--- begin PROVIDED DATA ---

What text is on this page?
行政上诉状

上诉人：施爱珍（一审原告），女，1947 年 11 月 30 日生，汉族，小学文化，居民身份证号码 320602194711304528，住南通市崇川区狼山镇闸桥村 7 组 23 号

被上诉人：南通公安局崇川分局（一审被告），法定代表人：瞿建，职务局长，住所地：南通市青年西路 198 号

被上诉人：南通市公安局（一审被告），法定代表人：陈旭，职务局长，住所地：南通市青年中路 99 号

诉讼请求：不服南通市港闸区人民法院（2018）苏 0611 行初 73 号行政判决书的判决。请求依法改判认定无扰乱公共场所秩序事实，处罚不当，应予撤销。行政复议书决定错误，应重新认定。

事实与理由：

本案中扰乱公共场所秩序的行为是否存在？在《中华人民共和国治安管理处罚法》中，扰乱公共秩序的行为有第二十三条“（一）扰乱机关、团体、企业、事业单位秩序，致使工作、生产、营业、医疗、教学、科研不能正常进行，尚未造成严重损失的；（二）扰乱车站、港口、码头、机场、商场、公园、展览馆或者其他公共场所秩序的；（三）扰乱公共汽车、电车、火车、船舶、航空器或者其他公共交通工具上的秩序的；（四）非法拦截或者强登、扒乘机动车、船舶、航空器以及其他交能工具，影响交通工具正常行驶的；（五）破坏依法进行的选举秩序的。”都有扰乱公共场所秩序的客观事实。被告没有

--- end PROVIDED DATA ---

**YOUR INSTRUCTIONS:** Look for the word "职务局长" in every line of the listing and copy the lines that have it.

**SOLUTION TO THE PROBLEM:**
被上诉人：南通公安局崇川分局（一审被告），法定代表人：瞿建，职务局长，住所地：南通市青年西路 198 号
被上诉人：南通市公安局（一审被告），法定代表人：陈旭，职务局长，住所地：南通市青年中路 99 号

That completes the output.